◆ **Given problem**
Read through the entries below and return each line with the word "marzo".

——

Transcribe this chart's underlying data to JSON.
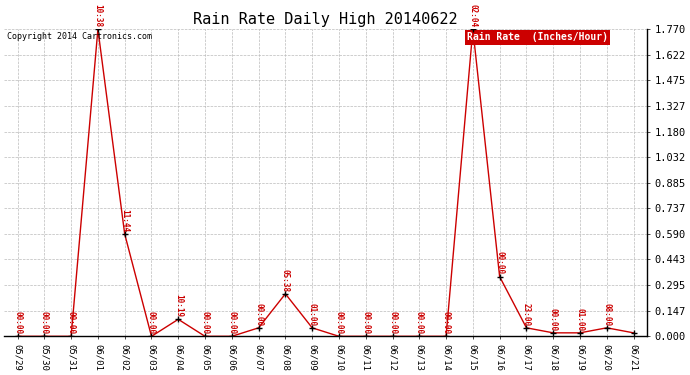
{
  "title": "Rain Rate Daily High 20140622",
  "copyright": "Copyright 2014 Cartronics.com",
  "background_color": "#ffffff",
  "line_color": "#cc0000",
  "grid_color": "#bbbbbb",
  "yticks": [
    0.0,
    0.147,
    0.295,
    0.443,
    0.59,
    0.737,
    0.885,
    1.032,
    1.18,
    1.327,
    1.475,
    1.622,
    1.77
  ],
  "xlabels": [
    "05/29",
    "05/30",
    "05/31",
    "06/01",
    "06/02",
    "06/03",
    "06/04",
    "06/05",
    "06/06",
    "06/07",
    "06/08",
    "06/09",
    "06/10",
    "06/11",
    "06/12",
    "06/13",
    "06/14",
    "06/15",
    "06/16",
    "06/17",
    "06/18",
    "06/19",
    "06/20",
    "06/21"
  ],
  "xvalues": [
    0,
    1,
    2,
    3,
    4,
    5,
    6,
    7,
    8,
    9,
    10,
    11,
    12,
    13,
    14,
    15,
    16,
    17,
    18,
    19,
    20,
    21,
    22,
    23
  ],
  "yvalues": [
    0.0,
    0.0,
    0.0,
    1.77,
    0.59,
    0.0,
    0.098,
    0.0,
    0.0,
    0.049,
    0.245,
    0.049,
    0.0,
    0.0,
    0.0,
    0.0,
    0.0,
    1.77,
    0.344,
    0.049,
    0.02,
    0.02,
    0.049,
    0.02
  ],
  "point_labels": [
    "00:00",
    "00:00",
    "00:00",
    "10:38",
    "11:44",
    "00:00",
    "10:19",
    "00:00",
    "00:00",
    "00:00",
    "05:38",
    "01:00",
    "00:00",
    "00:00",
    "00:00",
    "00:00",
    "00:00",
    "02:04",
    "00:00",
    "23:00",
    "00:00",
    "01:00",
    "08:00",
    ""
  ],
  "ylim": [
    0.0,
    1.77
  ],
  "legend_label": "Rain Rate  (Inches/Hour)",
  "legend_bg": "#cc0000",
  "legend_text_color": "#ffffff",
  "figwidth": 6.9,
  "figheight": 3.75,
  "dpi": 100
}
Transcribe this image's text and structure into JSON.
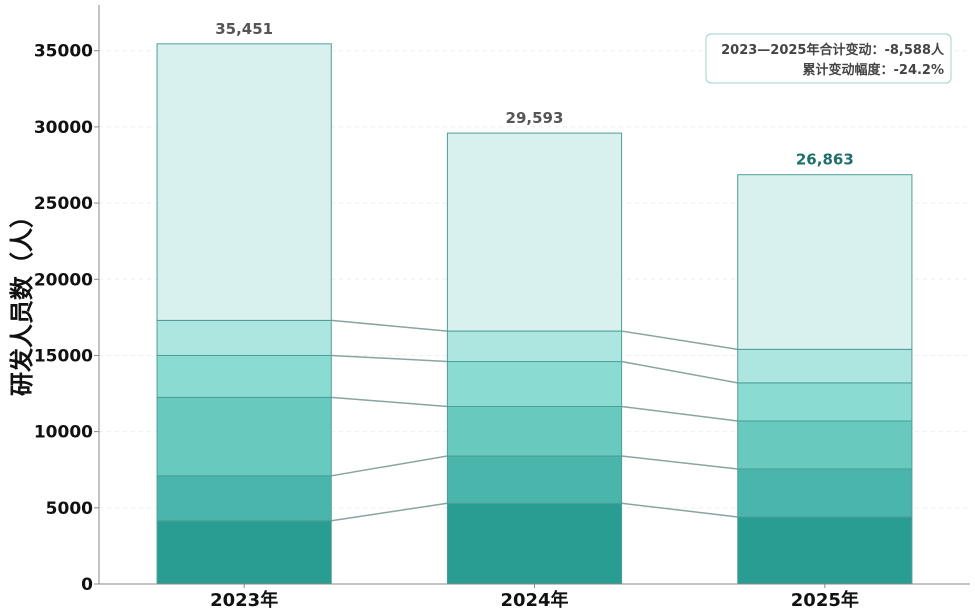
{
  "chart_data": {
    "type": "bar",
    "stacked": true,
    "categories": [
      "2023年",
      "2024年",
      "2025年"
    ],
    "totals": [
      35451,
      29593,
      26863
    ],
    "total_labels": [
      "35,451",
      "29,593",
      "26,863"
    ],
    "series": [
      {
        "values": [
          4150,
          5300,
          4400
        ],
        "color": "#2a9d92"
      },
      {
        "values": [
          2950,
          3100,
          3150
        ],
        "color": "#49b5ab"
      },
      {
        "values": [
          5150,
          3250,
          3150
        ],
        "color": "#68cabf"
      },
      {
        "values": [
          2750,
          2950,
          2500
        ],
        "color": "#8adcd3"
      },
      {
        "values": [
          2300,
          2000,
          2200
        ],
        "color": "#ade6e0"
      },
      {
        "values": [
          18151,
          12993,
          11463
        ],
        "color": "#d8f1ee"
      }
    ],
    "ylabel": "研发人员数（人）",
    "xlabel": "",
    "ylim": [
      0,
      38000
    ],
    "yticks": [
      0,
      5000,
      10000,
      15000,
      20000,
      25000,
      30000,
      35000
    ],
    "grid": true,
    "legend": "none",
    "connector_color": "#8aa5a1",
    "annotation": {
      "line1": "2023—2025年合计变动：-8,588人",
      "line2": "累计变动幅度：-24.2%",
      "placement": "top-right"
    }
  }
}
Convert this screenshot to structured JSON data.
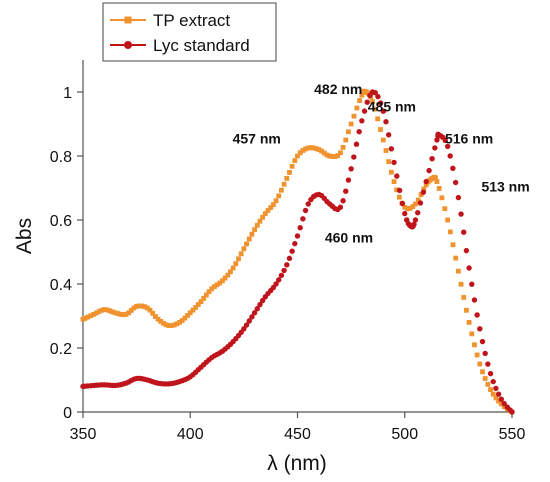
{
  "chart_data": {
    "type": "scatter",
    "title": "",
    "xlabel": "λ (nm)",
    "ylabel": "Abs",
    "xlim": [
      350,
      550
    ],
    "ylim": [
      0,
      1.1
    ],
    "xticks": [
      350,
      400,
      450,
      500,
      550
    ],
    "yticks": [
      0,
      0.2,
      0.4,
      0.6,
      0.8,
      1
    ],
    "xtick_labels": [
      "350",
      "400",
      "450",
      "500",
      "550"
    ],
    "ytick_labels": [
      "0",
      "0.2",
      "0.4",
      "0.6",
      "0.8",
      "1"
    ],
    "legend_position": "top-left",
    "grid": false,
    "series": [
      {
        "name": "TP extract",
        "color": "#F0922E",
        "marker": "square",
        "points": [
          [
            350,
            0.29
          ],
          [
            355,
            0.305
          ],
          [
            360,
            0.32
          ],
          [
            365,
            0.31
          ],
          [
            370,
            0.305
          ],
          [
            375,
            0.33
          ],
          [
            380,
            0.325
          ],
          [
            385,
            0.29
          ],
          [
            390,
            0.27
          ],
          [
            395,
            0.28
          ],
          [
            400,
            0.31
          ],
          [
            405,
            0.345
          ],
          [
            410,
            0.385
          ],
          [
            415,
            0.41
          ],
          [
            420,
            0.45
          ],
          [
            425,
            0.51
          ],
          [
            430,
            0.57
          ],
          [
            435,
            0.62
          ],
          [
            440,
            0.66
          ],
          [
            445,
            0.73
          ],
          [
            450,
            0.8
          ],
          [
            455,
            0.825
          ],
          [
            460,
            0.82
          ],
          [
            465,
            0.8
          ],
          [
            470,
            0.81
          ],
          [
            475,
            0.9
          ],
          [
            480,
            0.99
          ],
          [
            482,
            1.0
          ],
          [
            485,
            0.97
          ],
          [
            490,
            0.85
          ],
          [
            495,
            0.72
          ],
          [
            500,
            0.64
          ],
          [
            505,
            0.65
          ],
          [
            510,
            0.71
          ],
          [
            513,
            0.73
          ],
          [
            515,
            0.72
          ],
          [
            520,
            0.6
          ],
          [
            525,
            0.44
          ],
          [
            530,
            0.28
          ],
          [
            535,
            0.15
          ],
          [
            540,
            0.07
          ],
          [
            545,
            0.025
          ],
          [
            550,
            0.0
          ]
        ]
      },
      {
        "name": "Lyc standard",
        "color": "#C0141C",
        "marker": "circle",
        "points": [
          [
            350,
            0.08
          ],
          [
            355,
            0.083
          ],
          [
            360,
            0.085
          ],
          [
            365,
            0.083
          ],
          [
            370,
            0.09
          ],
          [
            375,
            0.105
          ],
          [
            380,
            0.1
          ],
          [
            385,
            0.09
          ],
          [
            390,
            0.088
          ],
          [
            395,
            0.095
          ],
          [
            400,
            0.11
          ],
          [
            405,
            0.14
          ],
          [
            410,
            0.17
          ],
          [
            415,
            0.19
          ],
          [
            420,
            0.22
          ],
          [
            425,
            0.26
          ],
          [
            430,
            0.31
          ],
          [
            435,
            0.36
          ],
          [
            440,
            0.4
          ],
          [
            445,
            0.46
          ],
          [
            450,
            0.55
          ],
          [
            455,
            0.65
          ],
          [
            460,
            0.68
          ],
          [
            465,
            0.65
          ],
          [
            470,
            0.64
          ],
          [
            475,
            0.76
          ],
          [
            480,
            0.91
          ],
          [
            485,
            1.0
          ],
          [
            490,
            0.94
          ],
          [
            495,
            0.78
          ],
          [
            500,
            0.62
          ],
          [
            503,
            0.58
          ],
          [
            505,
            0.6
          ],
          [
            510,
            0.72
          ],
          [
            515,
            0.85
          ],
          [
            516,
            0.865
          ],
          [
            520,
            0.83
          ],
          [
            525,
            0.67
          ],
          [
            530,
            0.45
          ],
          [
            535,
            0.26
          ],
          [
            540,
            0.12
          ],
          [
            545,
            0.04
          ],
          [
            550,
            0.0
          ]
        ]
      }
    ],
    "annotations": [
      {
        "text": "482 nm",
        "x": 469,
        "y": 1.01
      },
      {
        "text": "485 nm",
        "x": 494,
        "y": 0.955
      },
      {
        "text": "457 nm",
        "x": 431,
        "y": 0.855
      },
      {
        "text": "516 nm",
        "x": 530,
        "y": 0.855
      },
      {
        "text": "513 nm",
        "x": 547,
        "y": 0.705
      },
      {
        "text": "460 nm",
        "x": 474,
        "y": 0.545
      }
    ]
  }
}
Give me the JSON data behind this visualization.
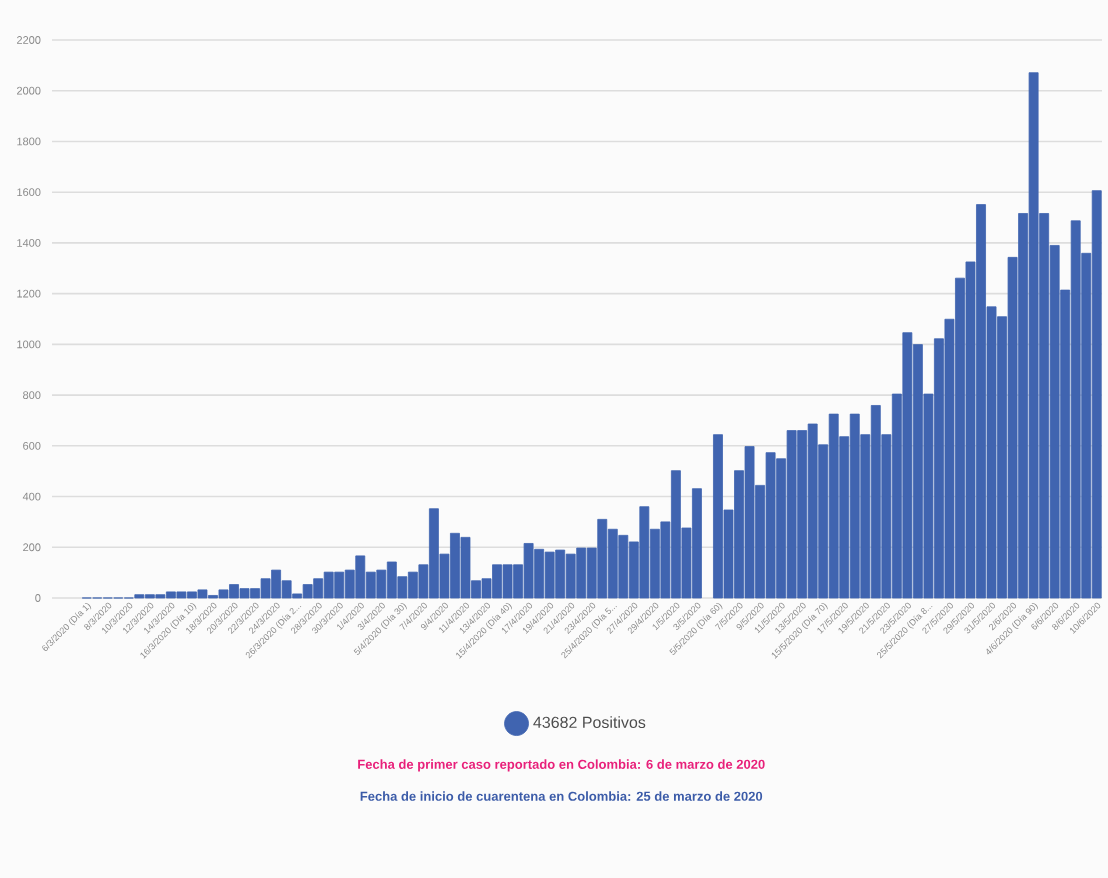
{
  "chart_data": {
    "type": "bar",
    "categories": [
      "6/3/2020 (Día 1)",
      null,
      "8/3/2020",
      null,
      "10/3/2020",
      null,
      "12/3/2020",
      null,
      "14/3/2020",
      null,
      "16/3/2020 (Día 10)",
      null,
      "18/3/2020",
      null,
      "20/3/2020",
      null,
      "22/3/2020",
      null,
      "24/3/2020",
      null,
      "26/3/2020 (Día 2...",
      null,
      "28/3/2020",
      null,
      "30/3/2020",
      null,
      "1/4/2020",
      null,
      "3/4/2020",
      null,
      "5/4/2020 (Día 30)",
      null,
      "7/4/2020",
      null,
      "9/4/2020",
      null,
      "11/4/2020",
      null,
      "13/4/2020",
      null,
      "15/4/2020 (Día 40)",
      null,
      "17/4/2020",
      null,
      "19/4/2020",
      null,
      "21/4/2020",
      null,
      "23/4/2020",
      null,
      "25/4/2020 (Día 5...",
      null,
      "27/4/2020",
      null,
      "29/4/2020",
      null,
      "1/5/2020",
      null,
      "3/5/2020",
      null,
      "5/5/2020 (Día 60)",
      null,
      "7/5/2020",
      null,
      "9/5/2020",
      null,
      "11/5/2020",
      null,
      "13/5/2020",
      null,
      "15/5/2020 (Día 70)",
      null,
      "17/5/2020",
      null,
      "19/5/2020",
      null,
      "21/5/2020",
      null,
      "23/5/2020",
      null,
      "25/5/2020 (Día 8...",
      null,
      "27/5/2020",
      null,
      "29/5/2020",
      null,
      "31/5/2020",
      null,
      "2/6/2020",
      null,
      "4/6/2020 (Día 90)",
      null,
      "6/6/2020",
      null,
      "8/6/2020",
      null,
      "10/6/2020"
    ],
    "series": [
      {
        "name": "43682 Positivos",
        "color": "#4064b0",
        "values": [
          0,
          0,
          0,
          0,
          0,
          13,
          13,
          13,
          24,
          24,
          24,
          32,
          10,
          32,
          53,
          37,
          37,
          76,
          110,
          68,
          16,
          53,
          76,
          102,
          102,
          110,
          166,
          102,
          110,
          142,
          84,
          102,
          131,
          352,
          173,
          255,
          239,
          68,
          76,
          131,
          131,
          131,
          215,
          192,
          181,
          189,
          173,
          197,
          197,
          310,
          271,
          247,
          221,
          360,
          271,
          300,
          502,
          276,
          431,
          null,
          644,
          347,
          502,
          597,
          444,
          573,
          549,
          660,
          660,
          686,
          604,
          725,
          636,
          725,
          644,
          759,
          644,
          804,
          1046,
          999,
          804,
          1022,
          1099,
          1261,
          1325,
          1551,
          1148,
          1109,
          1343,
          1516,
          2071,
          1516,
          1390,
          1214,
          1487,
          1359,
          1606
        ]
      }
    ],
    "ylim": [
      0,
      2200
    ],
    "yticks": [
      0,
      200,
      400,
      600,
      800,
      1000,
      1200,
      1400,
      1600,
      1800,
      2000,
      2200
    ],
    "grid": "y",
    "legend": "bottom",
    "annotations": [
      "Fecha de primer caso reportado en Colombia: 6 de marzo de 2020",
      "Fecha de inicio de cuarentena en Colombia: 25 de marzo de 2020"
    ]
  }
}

——

◆ **Complete output**
      "Fecha de primer caso reportado en Colombia: 6 de marzo de 2020",
      "Fecha de inicio de cuarentena en Colombia: 25 de marzo de 2020"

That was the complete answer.